"""

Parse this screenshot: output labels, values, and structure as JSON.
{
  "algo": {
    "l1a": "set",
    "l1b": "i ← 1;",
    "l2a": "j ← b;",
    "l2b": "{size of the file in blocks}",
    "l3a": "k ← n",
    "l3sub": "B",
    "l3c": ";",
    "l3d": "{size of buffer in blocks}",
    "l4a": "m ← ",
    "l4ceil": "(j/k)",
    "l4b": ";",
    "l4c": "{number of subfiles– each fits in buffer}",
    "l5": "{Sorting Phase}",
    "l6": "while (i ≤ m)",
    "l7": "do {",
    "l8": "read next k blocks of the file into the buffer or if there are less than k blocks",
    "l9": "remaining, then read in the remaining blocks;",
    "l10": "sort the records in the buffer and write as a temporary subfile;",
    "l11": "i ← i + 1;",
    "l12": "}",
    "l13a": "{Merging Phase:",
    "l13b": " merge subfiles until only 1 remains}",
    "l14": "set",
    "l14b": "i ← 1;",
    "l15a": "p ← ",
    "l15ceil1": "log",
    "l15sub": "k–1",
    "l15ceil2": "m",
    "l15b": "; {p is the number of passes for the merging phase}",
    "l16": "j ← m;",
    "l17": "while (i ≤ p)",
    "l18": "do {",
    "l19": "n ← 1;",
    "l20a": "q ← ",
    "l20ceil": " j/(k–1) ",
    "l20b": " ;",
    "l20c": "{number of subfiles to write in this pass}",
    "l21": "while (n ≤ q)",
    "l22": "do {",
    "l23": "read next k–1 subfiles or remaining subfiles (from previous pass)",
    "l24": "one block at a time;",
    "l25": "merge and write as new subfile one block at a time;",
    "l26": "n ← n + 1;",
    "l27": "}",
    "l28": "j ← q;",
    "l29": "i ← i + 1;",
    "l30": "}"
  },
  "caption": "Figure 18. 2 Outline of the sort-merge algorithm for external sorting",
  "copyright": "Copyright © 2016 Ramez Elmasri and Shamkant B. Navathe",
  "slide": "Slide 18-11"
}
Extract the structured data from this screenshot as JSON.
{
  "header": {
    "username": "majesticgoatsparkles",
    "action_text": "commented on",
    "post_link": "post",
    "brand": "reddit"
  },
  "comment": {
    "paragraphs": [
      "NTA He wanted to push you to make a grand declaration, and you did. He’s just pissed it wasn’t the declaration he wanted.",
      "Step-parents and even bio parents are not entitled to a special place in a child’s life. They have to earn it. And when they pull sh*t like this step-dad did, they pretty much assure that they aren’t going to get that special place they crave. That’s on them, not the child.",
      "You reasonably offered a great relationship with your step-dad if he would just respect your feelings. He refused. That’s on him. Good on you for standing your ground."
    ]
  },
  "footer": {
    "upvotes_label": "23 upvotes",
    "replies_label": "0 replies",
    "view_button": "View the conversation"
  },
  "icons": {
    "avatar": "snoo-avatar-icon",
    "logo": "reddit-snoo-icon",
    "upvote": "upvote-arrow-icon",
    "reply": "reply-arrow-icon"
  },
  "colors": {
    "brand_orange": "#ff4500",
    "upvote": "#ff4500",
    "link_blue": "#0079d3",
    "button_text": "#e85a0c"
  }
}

"""

• [Objective]:
From the line containing "Extract the structured" through the closing line of the material above, return every line exactly and omit all others.

• [Correct response]:
Extract the structured data from this screenshot as JSON.
{
  "header": {
    "username": "majesticgoatsparkles",
    "action_text": "commented on",
    "post_link": "post",
    "brand": "reddit"
  },
  "comment": {
    "paragraphs": [
      "NTA He wanted to push you to make a grand declaration, and you did. He’s just pissed it wasn’t the declaration he wanted.",
      "Step-parents and even bio parents are not entitled to a special place in a child’s life. They have to earn it. And when they pull sh*t like this step-dad did, they pretty much assure that they aren’t going to get that special place they crave. That’s on them, not the child.",
      "You reasonably offered a great relationship with your step-dad if he would just respect your feelings. He refused. That’s on him. Good on you for standing your ground."
    ]
  },
  "footer": {
    "upvotes_label": "23 upvotes",
    "replies_label": "0 replies",
    "view_button": "View the conversation"
  },
  "icons": {
    "avatar": "snoo-avatar-icon",
    "logo": "reddit-snoo-icon",
    "upvote": "upvote-arrow-icon",
    "reply": "reply-arrow-icon"
  },
  "colors": {
    "brand_orange": "#ff4500",
    "upvote": "#ff4500",
    "link_blue": "#0079d3",
    "button_text": "#e85a0c"
  }
}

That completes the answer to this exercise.